▶ [WHAT IS ASKED]: Omit all pictures. Copy the rest of the material exactly.

Figure record extracts
'''

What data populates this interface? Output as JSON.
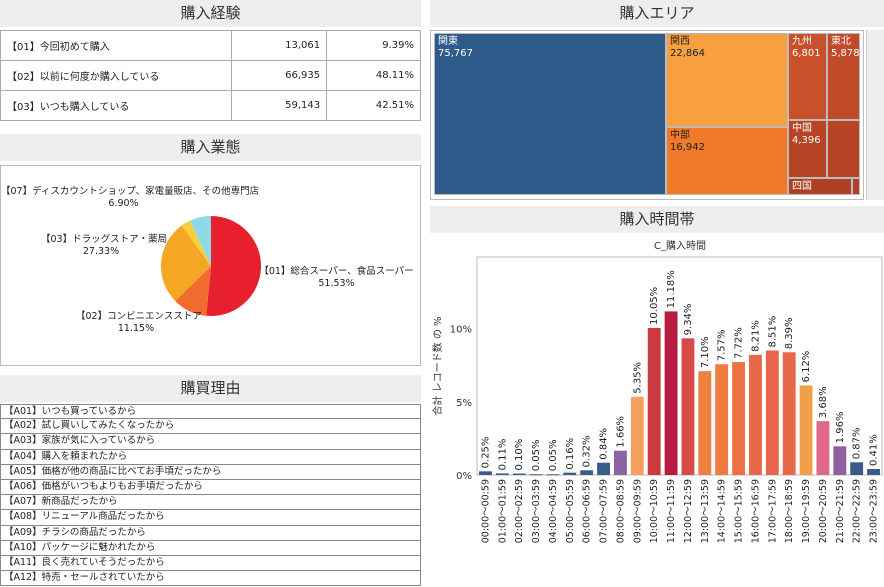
{
  "experience": {
    "title": "購入経験",
    "rows": [
      {
        "label": "【01】今回初めて購入",
        "count": "13,061",
        "pct": "9.39%"
      },
      {
        "label": "【02】以前に何度か購入している",
        "count": "66,935",
        "pct": "48.11%"
      },
      {
        "label": "【03】いつも購入している",
        "count": "59,143",
        "pct": "42.51%"
      }
    ]
  },
  "format": {
    "title": "購入業態",
    "chart_data": {
      "type": "pie",
      "slices": [
        {
          "label": "【01】総合スーパー、食品スーパー",
          "value": 51.53,
          "pct": "51.53%",
          "color": "#e8202e"
        },
        {
          "label": "【02】コンビニエンスストア",
          "value": 11.15,
          "pct": "11.15%",
          "color": "#f26b2e"
        },
        {
          "label": "【03】ドラッグストア・薬局",
          "value": 27.33,
          "pct": "27.33%",
          "color": "#f5a623"
        },
        {
          "label": "",
          "value": null,
          "pct": "",
          "color": "#f5d03a"
        },
        {
          "label": "【07】ディスカウントショップ、家電量販店、その他専門店",
          "value": 6.9,
          "pct": "6.90%",
          "color": "#8fd8e8"
        }
      ]
    }
  },
  "reasons": {
    "title": "購買理由",
    "items": [
      "【A01】いつも買っているから",
      "【A02】試し買いしてみたくなったから",
      "【A03】家族が気に入っているから",
      "【A04】購入を頼まれたから",
      "【A05】価格が他の商品に比べてお手頃だったから",
      "【A06】価格がいつもよりもお手頃だったから",
      "【A07】新商品だったから",
      "【A08】リニューアル商品だったから",
      "【A09】チラシの商品だったから",
      "【A10】パッケージに魅かれたから",
      "【A11】良く売れていそうだったから",
      "【A12】特売・セールされていたから"
    ]
  },
  "area": {
    "title": "購入エリア",
    "chart_data": {
      "type": "treemap",
      "cells": [
        {
          "name": "関東",
          "value": "75,767",
          "color": "#2e5b8a"
        },
        {
          "name": "関西",
          "value": "22,864",
          "color": "#f8a040"
        },
        {
          "name": "中部",
          "value": "16,942",
          "color": "#ee7a2a"
        },
        {
          "name": "九州",
          "value": "6,801",
          "color": "#c8502a"
        },
        {
          "name": "東北",
          "value": "5,878",
          "color": "#c04a28"
        },
        {
          "name": "中国",
          "value": "4,396",
          "color": "#b84426"
        },
        {
          "name": "",
          "value": "",
          "color": "#b84426"
        },
        {
          "name": "四国",
          "value": "",
          "color": "#b04024"
        },
        {
          "name": "",
          "value": "",
          "color": "#b04024"
        }
      ]
    }
  },
  "time": {
    "title": "購入時間帯",
    "chart_data": {
      "type": "bar",
      "title": "C_購入時間",
      "ylabel": "合計 レコード数 の %",
      "yticks": [
        "0%",
        "5%",
        "10%"
      ],
      "ylim": [
        0,
        14.9
      ],
      "categories": [
        "00:00～00:59",
        "01:00～01:59",
        "02:00～02:59",
        "03:00～03:59",
        "04:00～04:59",
        "05:00～05:59",
        "06:00～06:59",
        "07:00～07:59",
        "08:00～08:59",
        "09:00～09:59",
        "10:00～10:59",
        "11:00～11:59",
        "12:00～12:59",
        "13:00～13:59",
        "14:00～14:59",
        "15:00～15:59",
        "16:00～16:59",
        "17:00～17:59",
        "18:00～18:59",
        "19:00～19:59",
        "20:00～20:59",
        "21:00～21:59",
        "22:00～22:59",
        "23:00～23:59"
      ],
      "values": [
        0.25,
        0.11,
        0.1,
        0.05,
        0.05,
        0.16,
        0.32,
        0.84,
        1.66,
        5.35,
        10.05,
        11.18,
        9.34,
        7.1,
        7.57,
        7.72,
        8.21,
        8.51,
        8.39,
        6.12,
        3.68,
        1.96,
        0.87,
        0.41
      ],
      "labels": [
        "0.25%",
        "0.11%",
        "0.10%",
        "0.05%",
        "0.05%",
        "0.16%",
        "0.32%",
        "0.84%",
        "1.66%",
        "5.35%",
        "10.05%",
        "11.18%",
        "9.34%",
        "7.10%",
        "7.57%",
        "7.72%",
        "8.21%",
        "8.51%",
        "8.39%",
        "6.12%",
        "3.68%",
        "1.96%",
        "0.87%",
        "0.41%"
      ],
      "colors": [
        "#3d5a8c",
        "#3d5a8c",
        "#3d5a8c",
        "#3d5a8c",
        "#3d5a8c",
        "#3d5a8c",
        "#3d5a8c",
        "#3d5a8c",
        "#8a63a4",
        "#f5a060",
        "#cc3a40",
        "#b81a40",
        "#d84a48",
        "#ee8040",
        "#ee7a40",
        "#ec7244",
        "#e8684a",
        "#e8644a",
        "#e8684a",
        "#f0a048",
        "#e0668a",
        "#9060a0",
        "#3d5a8c",
        "#3d5a8c"
      ]
    }
  }
}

'''

▶ [CORRECT RESPONSE]:
What data populates this interface? Output as JSON.
{
  "experience": {
    "title": "購入経験",
    "rows": [
      {
        "label": "【01】今回初めて購入",
        "count": "13,061",
        "pct": "9.39%"
      },
      {
        "label": "【02】以前に何度か購入している",
        "count": "66,935",
        "pct": "48.11%"
      },
      {
        "label": "【03】いつも購入している",
        "count": "59,143",
        "pct": "42.51%"
      }
    ]
  },
  "format": {
    "title": "購入業態",
    "chart_data": {
      "type": "pie",
      "slices": [
        {
          "label": "【01】総合スーパー、食品スーパー",
          "value": 51.53,
          "pct": "51.53%",
          "color": "#e8202e"
        },
        {
          "label": "【02】コンビニエンスストア",
          "value": 11.15,
          "pct": "11.15%",
          "color": "#f26b2e"
        },
        {
          "label": "【03】ドラッグストア・薬局",
          "value": 27.33,
          "pct": "27.33%",
          "color": "#f5a623"
        },
        {
          "label": "",
          "value": null,
          "pct": "",
          "color": "#f5d03a"
        },
        {
          "label": "【07】ディスカウントショップ、家電量販店、その他専門店",
          "value": 6.9,
          "pct": "6.90%",
          "color": "#8fd8e8"
        }
      ]
    }
  },
  "reasons": {
    "title": "購買理由",
    "items": [
      "【A01】いつも買っているから",
      "【A02】試し買いしてみたくなったから",
      "【A03】家族が気に入っているから",
      "【A04】購入を頼まれたから",
      "【A05】価格が他の商品に比べてお手頃だったから",
      "【A06】価格がいつもよりもお手頃だったから",
      "【A07】新商品だったから",
      "【A08】リニューアル商品だったから",
      "【A09】チラシの商品だったから",
      "【A10】パッケージに魅かれたから",
      "【A11】良く売れていそうだったから",
      "【A12】特売・セールされていたから"
    ]
  },
  "area": {
    "title": "購入エリア",
    "chart_data": {
      "type": "treemap",
      "cells": [
        {
          "name": "関東",
          "value": "75,767",
          "color": "#2e5b8a"
        },
        {
          "name": "関西",
          "value": "22,864",
          "color": "#f8a040"
        },
        {
          "name": "中部",
          "value": "16,942",
          "color": "#ee7a2a"
        },
        {
          "name": "九州",
          "value": "6,801",
          "color": "#c8502a"
        },
        {
          "name": "東北",
          "value": "5,878",
          "color": "#c04a28"
        },
        {
          "name": "中国",
          "value": "4,396",
          "color": "#b84426"
        },
        {
          "name": "",
          "value": "",
          "color": "#b84426"
        },
        {
          "name": "四国",
          "value": "",
          "color": "#b04024"
        },
        {
          "name": "",
          "value": "",
          "color": "#b04024"
        }
      ]
    }
  },
  "time": {
    "title": "購入時間帯",
    "chart_data": {
      "type": "bar",
      "title": "C_購入時間",
      "ylabel": "合計 レコード数 の %",
      "yticks": [
        "0%",
        "5%",
        "10%"
      ],
      "ylim": [
        0,
        14.9
      ],
      "categories": [
        "00:00～00:59",
        "01:00～01:59",
        "02:00～02:59",
        "03:00～03:59",
        "04:00～04:59",
        "05:00～05:59",
        "06:00～06:59",
        "07:00～07:59",
        "08:00～08:59",
        "09:00～09:59",
        "10:00～10:59",
        "11:00～11:59",
        "12:00～12:59",
        "13:00～13:59",
        "14:00～14:59",
        "15:00～15:59",
        "16:00～16:59",
        "17:00～17:59",
        "18:00～18:59",
        "19:00～19:59",
        "20:00～20:59",
        "21:00～21:59",
        "22:00～22:59",
        "23:00～23:59"
      ],
      "values": [
        0.25,
        0.11,
        0.1,
        0.05,
        0.05,
        0.16,
        0.32,
        0.84,
        1.66,
        5.35,
        10.05,
        11.18,
        9.34,
        7.1,
        7.57,
        7.72,
        8.21,
        8.51,
        8.39,
        6.12,
        3.68,
        1.96,
        0.87,
        0.41
      ],
      "labels": [
        "0.25%",
        "0.11%",
        "0.10%",
        "0.05%",
        "0.05%",
        "0.16%",
        "0.32%",
        "0.84%",
        "1.66%",
        "5.35%",
        "10.05%",
        "11.18%",
        "9.34%",
        "7.10%",
        "7.57%",
        "7.72%",
        "8.21%",
        "8.51%",
        "8.39%",
        "6.12%",
        "3.68%",
        "1.96%",
        "0.87%",
        "0.41%"
      ],
      "colors": [
        "#3d5a8c",
        "#3d5a8c",
        "#3d5a8c",
        "#3d5a8c",
        "#3d5a8c",
        "#3d5a8c",
        "#3d5a8c",
        "#3d5a8c",
        "#8a63a4",
        "#f5a060",
        "#cc3a40",
        "#b81a40",
        "#d84a48",
        "#ee8040",
        "#ee7a40",
        "#ec7244",
        "#e8684a",
        "#e8644a",
        "#e8684a",
        "#f0a048",
        "#e0668a",
        "#9060a0",
        "#3d5a8c",
        "#3d5a8c"
      ]
    }
  }
}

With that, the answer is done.